CHALLENGE → For each line that holds "Calculation", copy the line out.

======== INPUT ROWS ========

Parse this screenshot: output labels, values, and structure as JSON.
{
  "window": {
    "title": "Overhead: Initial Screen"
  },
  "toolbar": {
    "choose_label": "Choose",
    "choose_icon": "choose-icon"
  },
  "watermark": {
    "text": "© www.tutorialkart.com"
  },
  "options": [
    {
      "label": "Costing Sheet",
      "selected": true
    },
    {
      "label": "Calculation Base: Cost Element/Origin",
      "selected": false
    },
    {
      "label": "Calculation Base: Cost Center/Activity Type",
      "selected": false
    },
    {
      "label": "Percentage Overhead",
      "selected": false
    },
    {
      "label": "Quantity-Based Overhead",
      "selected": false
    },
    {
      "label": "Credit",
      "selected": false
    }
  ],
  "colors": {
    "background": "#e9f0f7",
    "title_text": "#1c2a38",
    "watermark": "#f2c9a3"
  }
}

========

ANSWER FOR THIS EXERCISE →
      "label": "Calculation Base: Cost Element/Origin",
      "label": "Calculation Base: Cost Center/Activity Type",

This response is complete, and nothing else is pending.